▶ **GIVEN INSTRUCTION**: Omit every picture and output the rest of the records exactly as they are.

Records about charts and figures
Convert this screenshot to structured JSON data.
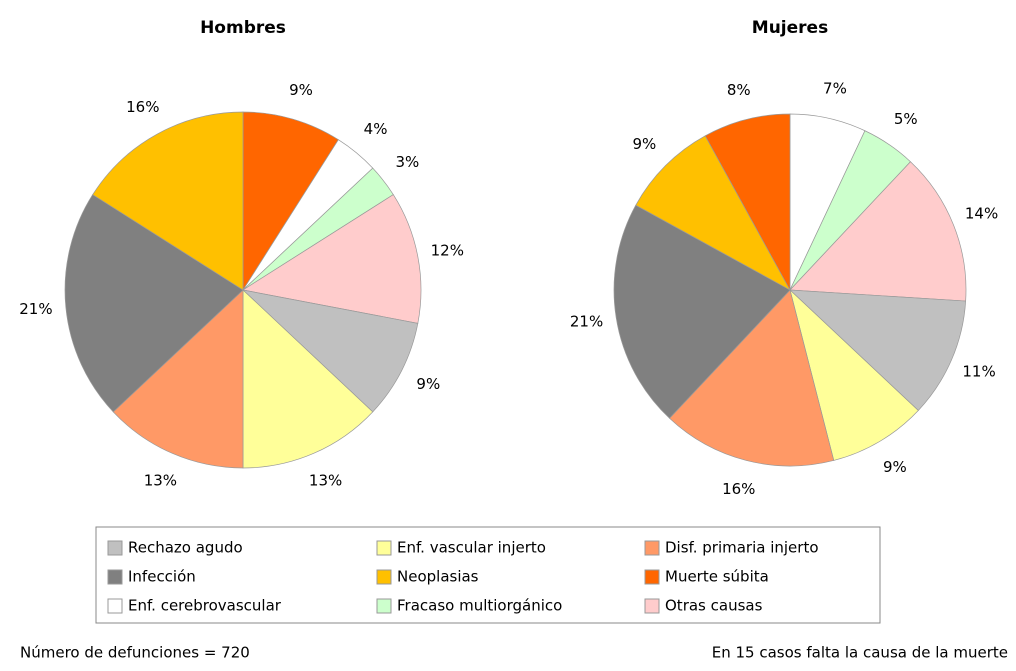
{
  "chart_data": [
    {
      "type": "pie",
      "title": "Hombres",
      "categories": [
        "Muerte súbita",
        "Enf. cerebrovascular",
        "Fracaso multiorgánico",
        "Otras causas",
        "Rechazo agudo",
        "Enf. vascular injerto",
        "Disf. primaria injerto",
        "Infección",
        "Neoplasias"
      ],
      "values": [
        9,
        4,
        3,
        12,
        9,
        13,
        13,
        21,
        16
      ],
      "value_labels": [
        "9%",
        "4%",
        "3%",
        "12%",
        "9%",
        "13%",
        "13%",
        "21%",
        "16%"
      ],
      "colors": [
        "#ff6600",
        "#ffffff",
        "#ccffcc",
        "#ffcccc",
        "#c0c0c0",
        "#ffff99",
        "#ff9966",
        "#808080",
        "#ffc000"
      ]
    },
    {
      "type": "pie",
      "title": "Mujeres",
      "categories": [
        "Enf. cerebrovascular",
        "Fracaso multiorgánico",
        "Otras causas",
        "Rechazo agudo",
        "Enf. vascular injerto",
        "Disf. primaria injerto",
        "Infección",
        "Neoplasias",
        "Muerte súbita"
      ],
      "values": [
        7,
        5,
        14,
        11,
        9,
        16,
        21,
        9,
        8
      ],
      "value_labels": [
        "7%",
        "5%",
        "14%",
        "11%",
        "9%",
        "16%",
        "21%",
        "9%",
        "8%"
      ],
      "colors": [
        "#ffffff",
        "#ccffcc",
        "#ffcccc",
        "#c0c0c0",
        "#ffff99",
        "#ff9966",
        "#808080",
        "#ffc000",
        "#ff6600"
      ]
    }
  ],
  "legend": [
    {
      "name": "Rechazo agudo",
      "color": "#c0c0c0"
    },
    {
      "name": "Enf. vascular injerto",
      "color": "#ffff99"
    },
    {
      "name": "Disf. primaria injerto",
      "color": "#ff9966"
    },
    {
      "name": "Infección",
      "color": "#808080"
    },
    {
      "name": "Neoplasias",
      "color": "#ffc000"
    },
    {
      "name": "Muerte súbita",
      "color": "#ff6600"
    },
    {
      "name": "Enf. cerebrovascular",
      "color": "#ffffff"
    },
    {
      "name": "Fracaso multiorgánico",
      "color": "#ccffcc"
    },
    {
      "name": "Otras causas",
      "color": "#ffcccc"
    }
  ],
  "footnotes": [
    "Número de defunciones = 720",
    "En 15 casos falta la causa de la muerte"
  ]
}
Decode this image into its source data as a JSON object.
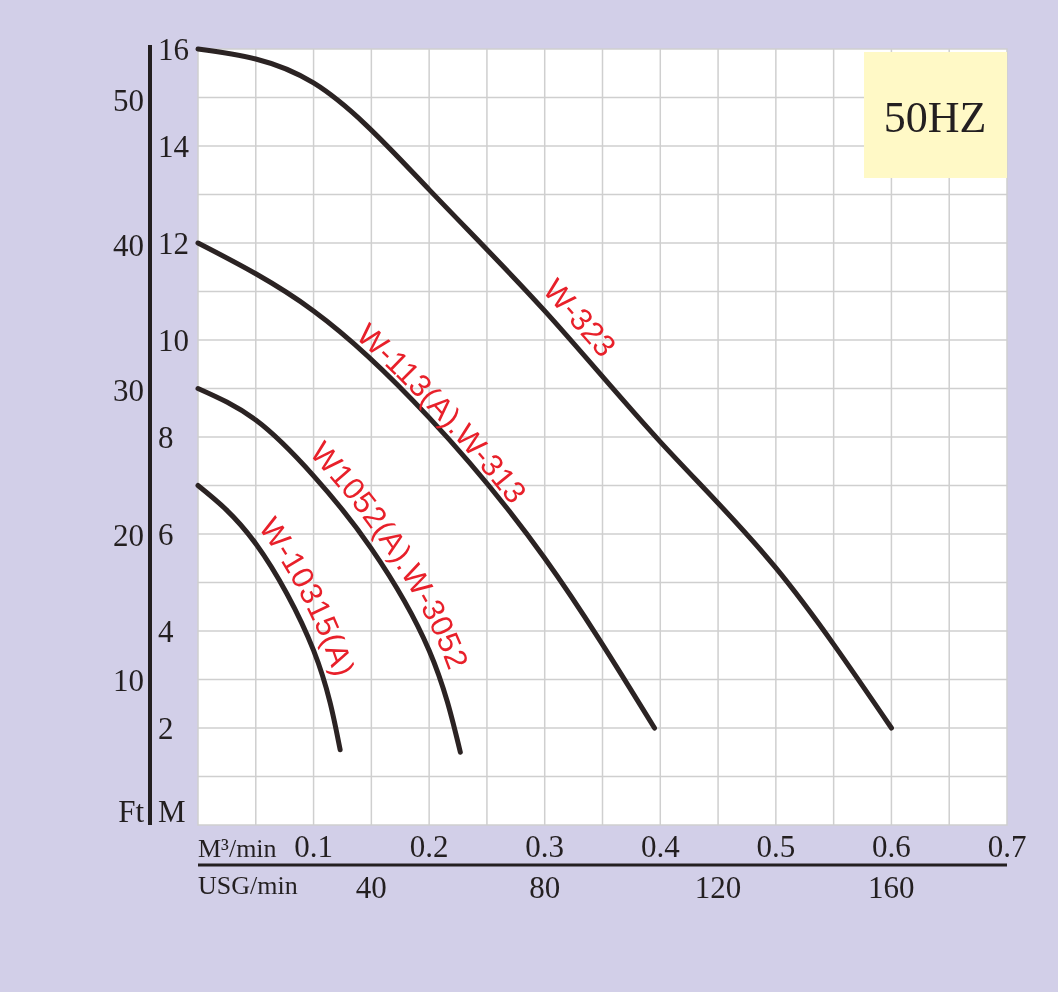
{
  "chart_data": {
    "type": "line",
    "annotations": [
      "50HZ"
    ],
    "xlabel": "M³/min",
    "x2label": "USG/min",
    "ylabel": "M",
    "y2label": "Ft",
    "xlim": [
      0,
      0.7
    ],
    "xticks": [
      0.1,
      0.2,
      0.3,
      0.4,
      0.5,
      0.6,
      0.7
    ],
    "x2lim": [
      0,
      186.7
    ],
    "x2ticks": [
      40,
      80,
      120,
      160
    ],
    "ylim": [
      0,
      16
    ],
    "yticks": [
      2,
      4,
      6,
      8,
      10,
      12,
      14,
      16
    ],
    "y2lim": [
      0,
      53.5
    ],
    "y2ticks": [
      10,
      20,
      30,
      40,
      50
    ],
    "grid": true,
    "marker": "none",
    "line_style": "solid",
    "series": [
      {
        "name": "W-323",
        "color": "#2b2323",
        "x": [
          0,
          0.1,
          0.2,
          0.3,
          0.4,
          0.5,
          0.6
        ],
        "values": [
          16,
          15.3,
          13.1,
          10.6,
          7.9,
          5.3,
          2.0
        ]
      },
      {
        "name": "W-113(A).W-313",
        "color": "#2b2323",
        "x": [
          0,
          0.1,
          0.2,
          0.3,
          0.395
        ],
        "values": [
          12,
          10.6,
          8.4,
          5.5,
          2.0
        ]
      },
      {
        "name": "W1052(A).W-3052",
        "color": "#2b2323",
        "x": [
          0,
          0.05,
          0.1,
          0.15,
          0.2,
          0.227
        ],
        "values": [
          9.0,
          8.35,
          7.2,
          5.7,
          3.6,
          1.5
        ]
      },
      {
        "name": "W-10315(A)",
        "color": "#2b2323",
        "x": [
          0,
          0.05,
          0.1,
          0.123
        ],
        "values": [
          7.0,
          5.8,
          3.6,
          1.55
        ]
      }
    ]
  }
}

▶ **EXERCISE OUTPUT**:
Convert this screenshot to structured JSON data.
{
  "chart_data": [
    {
      "type": "pie",
      "title": "Hombres",
      "categories": [
        "Muerte súbita",
        "Enf. cerebrovascular",
        "Fracaso multiorgánico",
        "Otras causas",
        "Rechazo agudo",
        "Enf. vascular injerto",
        "Disf. primaria injerto",
        "Infección",
        "Neoplasias"
      ],
      "values": [
        9,
        4,
        3,
        12,
        9,
        13,
        13,
        21,
        16
      ],
      "value_labels": [
        "9%",
        "4%",
        "3%",
        "12%",
        "9%",
        "13%",
        "13%",
        "21%",
        "16%"
      ],
      "colors": [
        "#ff6600",
        "#ffffff",
        "#ccffcc",
        "#ffcccc",
        "#c0c0c0",
        "#ffff99",
        "#ff9966",
        "#808080",
        "#ffc000"
      ]
    },
    {
      "type": "pie",
      "title": "Mujeres",
      "categories": [
        "Enf. cerebrovascular",
        "Fracaso multiorgánico",
        "Otras causas",
        "Rechazo agudo",
        "Enf. vascular injerto",
        "Disf. primaria injerto",
        "Infección",
        "Neoplasias",
        "Muerte súbita"
      ],
      "values": [
        7,
        5,
        14,
        11,
        9,
        16,
        21,
        9,
        8
      ],
      "value_labels": [
        "7%",
        "5%",
        "14%",
        "11%",
        "9%",
        "16%",
        "21%",
        "9%",
        "8%"
      ],
      "colors": [
        "#ffffff",
        "#ccffcc",
        "#ffcccc",
        "#c0c0c0",
        "#ffff99",
        "#ff9966",
        "#808080",
        "#ffc000",
        "#ff6600"
      ]
    }
  ],
  "legend": [
    {
      "name": "Rechazo agudo",
      "color": "#c0c0c0"
    },
    {
      "name": "Enf. vascular injerto",
      "color": "#ffff99"
    },
    {
      "name": "Disf. primaria injerto",
      "color": "#ff9966"
    },
    {
      "name": "Infección",
      "color": "#808080"
    },
    {
      "name": "Neoplasias",
      "color": "#ffc000"
    },
    {
      "name": "Muerte súbita",
      "color": "#ff6600"
    },
    {
      "name": "Enf. cerebrovascular",
      "color": "#ffffff"
    },
    {
      "name": "Fracaso multiorgánico",
      "color": "#ccffcc"
    },
    {
      "name": "Otras causas",
      "color": "#ffcccc"
    }
  ],
  "footnotes": [
    "Número de defunciones = 720",
    "En 15 casos falta la causa de la muerte"
  ]
}
Decode this image into its source data as a JSON object.
{
  "chart_data": {
    "type": "line",
    "annotations": [
      "50HZ"
    ],
    "xlabel": "M³/min",
    "x2label": "USG/min",
    "ylabel": "M",
    "y2label": "Ft",
    "xlim": [
      0,
      0.7
    ],
    "xticks": [
      0.1,
      0.2,
      0.3,
      0.4,
      0.5,
      0.6,
      0.7
    ],
    "x2lim": [
      0,
      186.7
    ],
    "x2ticks": [
      40,
      80,
      120,
      160
    ],
    "ylim": [
      0,
      16
    ],
    "yticks": [
      2,
      4,
      6,
      8,
      10,
      12,
      14,
      16
    ],
    "y2lim": [
      0,
      53.5
    ],
    "y2ticks": [
      10,
      20,
      30,
      40,
      50
    ],
    "grid": true,
    "marker": "none",
    "line_style": "solid",
    "series": [
      {
        "name": "W-323",
        "color": "#2b2323",
        "x": [
          0,
          0.1,
          0.2,
          0.3,
          0.4,
          0.5,
          0.6
        ],
        "values": [
          16,
          15.3,
          13.1,
          10.6,
          7.9,
          5.3,
          2.0
        ]
      },
      {
        "name": "W-113(A).W-313",
        "color": "#2b2323",
        "x": [
          0,
          0.1,
          0.2,
          0.3,
          0.395
        ],
        "values": [
          12,
          10.6,
          8.4,
          5.5,
          2.0
        ]
      },
      {
        "name": "W1052(A).W-3052",
        "color": "#2b2323",
        "x": [
          0,
          0.05,
          0.1,
          0.15,
          0.2,
          0.227
        ],
        "values": [
          9.0,
          8.35,
          7.2,
          5.7,
          3.6,
          1.5
        ]
      },
      {
        "name": "W-10315(A)",
        "color": "#2b2323",
        "x": [
          0,
          0.05,
          0.1,
          0.123
        ],
        "values": [
          7.0,
          5.8,
          3.6,
          1.55
        ]
      }
    ]
  }
}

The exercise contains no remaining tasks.